■ **YOUR TASK**:
From the records below, pull each line that has "color".

Dataset rows about figures:
* START *

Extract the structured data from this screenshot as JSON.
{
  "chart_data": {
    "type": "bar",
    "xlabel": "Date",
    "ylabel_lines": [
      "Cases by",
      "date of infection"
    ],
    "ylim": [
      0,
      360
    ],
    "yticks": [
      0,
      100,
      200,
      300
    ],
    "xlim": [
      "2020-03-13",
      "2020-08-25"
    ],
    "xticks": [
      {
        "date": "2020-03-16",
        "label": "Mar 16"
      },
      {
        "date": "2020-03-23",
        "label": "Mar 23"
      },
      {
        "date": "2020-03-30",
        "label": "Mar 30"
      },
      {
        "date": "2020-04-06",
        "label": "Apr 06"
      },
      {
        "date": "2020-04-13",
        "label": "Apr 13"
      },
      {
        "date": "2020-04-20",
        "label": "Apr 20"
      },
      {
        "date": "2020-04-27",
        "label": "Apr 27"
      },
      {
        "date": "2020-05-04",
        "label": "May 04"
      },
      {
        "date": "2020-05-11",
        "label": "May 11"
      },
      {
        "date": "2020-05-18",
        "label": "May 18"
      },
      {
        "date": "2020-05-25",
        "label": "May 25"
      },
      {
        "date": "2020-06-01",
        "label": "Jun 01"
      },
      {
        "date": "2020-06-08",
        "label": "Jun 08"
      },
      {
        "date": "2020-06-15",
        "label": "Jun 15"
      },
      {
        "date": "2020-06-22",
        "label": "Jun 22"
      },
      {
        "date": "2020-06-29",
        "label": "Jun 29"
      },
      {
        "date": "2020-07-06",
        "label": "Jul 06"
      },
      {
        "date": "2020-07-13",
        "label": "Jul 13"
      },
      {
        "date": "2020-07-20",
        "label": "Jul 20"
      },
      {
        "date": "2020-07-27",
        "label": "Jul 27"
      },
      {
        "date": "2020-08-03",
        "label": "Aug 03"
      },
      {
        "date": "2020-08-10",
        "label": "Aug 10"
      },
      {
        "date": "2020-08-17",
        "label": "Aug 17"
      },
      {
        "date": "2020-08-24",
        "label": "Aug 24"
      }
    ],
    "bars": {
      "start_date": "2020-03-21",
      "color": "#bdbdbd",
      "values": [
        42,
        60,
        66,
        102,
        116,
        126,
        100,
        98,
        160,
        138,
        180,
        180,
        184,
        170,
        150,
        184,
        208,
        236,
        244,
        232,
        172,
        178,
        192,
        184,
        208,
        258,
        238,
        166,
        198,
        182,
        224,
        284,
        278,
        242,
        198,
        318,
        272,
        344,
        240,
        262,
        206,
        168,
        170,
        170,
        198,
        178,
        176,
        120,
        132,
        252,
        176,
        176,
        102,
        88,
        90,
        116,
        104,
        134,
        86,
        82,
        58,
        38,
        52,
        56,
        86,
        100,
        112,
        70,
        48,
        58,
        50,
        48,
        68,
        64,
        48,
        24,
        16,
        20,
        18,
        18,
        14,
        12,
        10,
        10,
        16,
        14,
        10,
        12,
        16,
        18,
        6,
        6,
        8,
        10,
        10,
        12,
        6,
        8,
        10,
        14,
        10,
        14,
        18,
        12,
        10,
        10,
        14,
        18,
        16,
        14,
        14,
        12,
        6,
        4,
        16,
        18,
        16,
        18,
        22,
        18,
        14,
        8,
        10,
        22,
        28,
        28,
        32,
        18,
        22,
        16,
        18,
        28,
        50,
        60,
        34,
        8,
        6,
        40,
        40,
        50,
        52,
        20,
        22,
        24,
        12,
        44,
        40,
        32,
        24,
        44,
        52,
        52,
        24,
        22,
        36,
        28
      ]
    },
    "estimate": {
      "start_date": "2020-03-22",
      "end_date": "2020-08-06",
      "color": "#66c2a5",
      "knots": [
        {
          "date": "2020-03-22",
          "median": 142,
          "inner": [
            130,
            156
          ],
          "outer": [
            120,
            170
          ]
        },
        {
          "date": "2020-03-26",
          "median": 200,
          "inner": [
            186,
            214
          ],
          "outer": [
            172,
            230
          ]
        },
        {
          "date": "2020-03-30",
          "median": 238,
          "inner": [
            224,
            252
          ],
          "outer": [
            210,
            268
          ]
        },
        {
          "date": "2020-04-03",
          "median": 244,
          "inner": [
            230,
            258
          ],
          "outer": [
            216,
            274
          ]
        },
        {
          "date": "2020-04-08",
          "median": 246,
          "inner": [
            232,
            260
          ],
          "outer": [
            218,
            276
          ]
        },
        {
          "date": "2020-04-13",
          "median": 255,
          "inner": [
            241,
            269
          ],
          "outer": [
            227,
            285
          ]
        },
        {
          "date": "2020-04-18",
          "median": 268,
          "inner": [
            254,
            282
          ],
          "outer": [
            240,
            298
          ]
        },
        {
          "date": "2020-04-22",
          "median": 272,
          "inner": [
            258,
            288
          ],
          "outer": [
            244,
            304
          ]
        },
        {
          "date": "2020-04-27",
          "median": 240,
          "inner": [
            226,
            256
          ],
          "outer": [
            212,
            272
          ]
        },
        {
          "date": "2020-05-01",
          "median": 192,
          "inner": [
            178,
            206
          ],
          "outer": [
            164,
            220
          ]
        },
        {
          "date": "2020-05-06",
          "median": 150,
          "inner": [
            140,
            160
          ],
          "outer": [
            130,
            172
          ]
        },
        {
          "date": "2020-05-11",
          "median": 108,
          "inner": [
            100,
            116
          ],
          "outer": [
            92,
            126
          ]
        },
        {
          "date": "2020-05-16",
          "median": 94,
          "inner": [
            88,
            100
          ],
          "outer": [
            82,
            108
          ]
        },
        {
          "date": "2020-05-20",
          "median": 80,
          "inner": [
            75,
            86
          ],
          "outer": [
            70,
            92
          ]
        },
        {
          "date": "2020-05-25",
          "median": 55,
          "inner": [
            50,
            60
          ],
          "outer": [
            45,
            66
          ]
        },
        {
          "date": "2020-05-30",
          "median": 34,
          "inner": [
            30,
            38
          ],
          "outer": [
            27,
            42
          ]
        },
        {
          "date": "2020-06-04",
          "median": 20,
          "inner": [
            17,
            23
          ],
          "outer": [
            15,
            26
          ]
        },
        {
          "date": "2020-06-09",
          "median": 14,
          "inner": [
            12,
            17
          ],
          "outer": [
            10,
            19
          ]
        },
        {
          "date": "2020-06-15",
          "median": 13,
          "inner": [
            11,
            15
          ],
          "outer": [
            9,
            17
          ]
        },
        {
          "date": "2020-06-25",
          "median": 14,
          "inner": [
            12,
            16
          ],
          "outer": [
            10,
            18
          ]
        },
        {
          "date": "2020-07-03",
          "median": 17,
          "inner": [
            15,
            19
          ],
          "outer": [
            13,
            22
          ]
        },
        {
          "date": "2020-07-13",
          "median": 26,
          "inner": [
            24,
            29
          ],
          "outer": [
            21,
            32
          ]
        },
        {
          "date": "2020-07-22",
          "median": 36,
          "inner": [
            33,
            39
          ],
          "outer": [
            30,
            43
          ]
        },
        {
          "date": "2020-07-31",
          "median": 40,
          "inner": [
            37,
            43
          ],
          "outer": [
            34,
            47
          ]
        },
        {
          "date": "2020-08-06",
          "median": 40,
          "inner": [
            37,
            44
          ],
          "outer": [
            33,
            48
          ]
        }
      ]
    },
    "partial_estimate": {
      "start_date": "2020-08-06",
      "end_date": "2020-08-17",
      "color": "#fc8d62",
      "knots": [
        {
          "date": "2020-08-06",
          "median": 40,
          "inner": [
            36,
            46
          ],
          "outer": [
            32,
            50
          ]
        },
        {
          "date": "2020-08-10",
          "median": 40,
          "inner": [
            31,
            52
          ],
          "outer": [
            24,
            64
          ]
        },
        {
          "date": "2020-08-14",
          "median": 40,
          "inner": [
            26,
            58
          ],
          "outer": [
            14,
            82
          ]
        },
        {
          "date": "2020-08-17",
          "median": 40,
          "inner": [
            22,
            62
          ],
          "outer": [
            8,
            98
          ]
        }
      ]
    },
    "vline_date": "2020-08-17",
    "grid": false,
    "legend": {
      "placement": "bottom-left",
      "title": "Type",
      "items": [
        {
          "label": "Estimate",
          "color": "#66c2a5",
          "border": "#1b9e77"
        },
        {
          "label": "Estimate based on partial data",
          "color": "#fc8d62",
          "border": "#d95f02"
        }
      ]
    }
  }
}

* END *

■ **SOLUTION FOR THIS TASK**:
      "color": "#bdbdbd",
      "color": "#66c2a5",
      "color": "#fc8d62",
          "color": "#66c2a5",
          "color": "#fc8d62",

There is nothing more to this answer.